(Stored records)
▬▬▬

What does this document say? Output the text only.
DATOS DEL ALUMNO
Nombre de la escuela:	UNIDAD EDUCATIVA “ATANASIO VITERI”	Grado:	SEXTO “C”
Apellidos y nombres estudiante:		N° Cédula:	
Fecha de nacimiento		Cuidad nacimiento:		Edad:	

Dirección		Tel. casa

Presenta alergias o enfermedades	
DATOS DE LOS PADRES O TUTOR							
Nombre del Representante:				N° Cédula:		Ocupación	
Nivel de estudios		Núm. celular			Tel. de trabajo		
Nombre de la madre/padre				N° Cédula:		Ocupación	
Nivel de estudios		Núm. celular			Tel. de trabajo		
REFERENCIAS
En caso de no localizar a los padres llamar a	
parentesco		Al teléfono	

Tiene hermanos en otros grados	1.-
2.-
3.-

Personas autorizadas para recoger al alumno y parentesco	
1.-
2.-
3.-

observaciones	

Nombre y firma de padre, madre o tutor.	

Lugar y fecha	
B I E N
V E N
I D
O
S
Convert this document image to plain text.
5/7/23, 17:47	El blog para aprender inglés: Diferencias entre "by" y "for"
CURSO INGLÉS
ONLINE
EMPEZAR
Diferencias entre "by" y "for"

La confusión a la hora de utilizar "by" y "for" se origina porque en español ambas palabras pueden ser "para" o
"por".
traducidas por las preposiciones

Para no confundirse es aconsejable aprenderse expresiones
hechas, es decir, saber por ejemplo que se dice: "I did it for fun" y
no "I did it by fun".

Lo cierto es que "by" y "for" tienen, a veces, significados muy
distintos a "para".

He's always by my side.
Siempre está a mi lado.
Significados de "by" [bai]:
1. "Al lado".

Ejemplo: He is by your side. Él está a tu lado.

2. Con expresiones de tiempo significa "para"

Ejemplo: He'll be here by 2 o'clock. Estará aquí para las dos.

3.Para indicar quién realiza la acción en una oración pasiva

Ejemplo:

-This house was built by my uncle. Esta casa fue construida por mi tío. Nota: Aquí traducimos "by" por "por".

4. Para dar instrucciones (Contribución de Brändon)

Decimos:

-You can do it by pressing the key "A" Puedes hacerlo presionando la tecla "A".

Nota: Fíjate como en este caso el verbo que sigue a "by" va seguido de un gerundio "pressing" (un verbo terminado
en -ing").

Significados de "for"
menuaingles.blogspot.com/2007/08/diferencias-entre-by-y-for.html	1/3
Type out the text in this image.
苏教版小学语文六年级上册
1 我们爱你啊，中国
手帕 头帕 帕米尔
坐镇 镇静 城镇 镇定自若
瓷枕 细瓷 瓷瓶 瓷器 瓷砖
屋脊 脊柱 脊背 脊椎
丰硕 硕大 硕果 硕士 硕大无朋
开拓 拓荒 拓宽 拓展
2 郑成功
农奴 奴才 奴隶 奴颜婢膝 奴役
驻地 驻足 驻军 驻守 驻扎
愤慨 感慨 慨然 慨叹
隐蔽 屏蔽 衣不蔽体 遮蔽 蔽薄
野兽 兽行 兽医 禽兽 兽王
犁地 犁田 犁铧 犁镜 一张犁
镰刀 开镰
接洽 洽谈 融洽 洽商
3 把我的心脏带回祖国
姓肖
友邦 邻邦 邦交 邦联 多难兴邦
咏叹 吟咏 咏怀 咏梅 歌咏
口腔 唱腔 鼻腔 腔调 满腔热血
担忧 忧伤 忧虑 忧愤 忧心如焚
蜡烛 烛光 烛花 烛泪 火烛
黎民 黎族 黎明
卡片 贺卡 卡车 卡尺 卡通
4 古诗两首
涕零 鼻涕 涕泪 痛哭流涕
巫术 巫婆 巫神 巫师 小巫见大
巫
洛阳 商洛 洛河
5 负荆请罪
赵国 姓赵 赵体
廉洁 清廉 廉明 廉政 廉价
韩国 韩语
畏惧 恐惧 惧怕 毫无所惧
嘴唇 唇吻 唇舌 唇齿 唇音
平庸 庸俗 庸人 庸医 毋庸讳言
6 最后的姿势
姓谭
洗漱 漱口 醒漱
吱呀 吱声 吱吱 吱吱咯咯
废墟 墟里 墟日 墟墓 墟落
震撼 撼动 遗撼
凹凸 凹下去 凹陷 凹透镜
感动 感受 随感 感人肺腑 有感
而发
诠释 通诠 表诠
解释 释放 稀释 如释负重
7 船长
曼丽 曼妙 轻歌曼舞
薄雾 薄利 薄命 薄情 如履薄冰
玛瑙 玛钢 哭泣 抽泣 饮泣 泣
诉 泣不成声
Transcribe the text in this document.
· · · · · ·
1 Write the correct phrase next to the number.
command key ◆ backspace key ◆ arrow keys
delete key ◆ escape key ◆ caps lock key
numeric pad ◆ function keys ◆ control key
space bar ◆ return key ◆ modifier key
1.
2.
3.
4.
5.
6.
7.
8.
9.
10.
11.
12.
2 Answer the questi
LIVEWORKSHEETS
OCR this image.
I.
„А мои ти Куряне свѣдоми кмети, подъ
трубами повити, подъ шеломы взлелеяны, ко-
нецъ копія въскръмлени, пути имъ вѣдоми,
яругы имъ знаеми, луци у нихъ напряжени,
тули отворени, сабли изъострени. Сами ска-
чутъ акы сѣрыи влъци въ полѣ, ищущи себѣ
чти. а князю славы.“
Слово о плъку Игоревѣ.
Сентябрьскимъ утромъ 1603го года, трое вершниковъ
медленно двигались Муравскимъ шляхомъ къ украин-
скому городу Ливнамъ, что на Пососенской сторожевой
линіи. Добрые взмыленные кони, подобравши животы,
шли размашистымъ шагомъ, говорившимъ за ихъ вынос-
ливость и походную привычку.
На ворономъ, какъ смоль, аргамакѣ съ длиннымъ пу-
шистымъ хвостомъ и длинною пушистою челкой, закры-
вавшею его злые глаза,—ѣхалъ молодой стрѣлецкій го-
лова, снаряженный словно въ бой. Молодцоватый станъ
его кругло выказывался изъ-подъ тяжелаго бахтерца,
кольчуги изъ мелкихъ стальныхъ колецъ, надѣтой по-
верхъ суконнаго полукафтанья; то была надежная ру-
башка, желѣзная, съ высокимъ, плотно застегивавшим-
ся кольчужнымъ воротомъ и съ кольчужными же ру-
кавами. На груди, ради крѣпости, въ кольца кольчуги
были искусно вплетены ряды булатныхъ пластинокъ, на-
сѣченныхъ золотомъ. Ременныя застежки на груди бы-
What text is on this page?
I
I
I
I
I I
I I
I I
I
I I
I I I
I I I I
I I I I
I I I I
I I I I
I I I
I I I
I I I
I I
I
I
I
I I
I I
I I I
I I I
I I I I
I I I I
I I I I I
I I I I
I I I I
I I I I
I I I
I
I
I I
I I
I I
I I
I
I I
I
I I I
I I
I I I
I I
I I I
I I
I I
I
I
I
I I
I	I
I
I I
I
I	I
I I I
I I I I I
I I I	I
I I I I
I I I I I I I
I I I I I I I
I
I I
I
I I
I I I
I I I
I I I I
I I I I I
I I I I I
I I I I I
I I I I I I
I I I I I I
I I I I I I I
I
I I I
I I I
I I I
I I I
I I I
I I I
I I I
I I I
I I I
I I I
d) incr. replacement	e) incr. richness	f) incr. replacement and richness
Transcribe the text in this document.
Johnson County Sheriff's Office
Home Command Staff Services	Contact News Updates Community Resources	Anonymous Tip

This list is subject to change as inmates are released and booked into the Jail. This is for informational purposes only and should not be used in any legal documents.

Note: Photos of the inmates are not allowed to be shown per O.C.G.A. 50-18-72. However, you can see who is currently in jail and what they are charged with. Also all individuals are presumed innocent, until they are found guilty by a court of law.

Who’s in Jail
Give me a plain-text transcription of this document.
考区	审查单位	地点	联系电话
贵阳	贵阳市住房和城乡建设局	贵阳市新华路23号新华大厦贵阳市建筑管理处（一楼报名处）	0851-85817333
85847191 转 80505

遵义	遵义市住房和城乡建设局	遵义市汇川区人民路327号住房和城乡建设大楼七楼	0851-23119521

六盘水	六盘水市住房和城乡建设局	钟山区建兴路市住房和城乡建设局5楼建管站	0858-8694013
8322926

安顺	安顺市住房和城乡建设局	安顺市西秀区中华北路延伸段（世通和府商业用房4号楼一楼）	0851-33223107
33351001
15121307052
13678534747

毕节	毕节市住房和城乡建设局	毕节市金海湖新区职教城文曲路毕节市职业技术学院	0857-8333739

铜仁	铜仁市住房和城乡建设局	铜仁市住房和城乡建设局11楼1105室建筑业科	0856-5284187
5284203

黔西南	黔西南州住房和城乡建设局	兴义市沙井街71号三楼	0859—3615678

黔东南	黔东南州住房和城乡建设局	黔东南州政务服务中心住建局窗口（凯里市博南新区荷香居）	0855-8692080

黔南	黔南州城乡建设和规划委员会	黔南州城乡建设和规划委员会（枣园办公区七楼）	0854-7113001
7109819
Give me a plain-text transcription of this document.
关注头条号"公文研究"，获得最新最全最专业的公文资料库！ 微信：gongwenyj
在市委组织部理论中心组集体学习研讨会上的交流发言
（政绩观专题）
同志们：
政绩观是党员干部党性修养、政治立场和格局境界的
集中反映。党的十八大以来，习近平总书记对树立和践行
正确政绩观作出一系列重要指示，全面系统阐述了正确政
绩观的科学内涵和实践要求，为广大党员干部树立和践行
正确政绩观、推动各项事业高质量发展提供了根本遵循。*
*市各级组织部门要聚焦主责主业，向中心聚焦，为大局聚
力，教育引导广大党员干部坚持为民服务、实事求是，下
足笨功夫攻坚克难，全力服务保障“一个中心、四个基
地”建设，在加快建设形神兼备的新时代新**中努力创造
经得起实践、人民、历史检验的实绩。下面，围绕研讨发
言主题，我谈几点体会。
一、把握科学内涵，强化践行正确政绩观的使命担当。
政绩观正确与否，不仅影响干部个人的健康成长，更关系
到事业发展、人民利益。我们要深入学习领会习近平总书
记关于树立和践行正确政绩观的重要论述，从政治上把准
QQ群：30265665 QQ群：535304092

▬▬▬

-- Work instructions --
In the material above, find each line that contains the word "подъ", and select it.

-- The answer --
„А мои ти Куряне свѣдоми кмети, подъ
трубами повити, подъ шеломы взлелеяны, ко-
его кругло выказывался изъ-подъ тяжелаго бахтерца,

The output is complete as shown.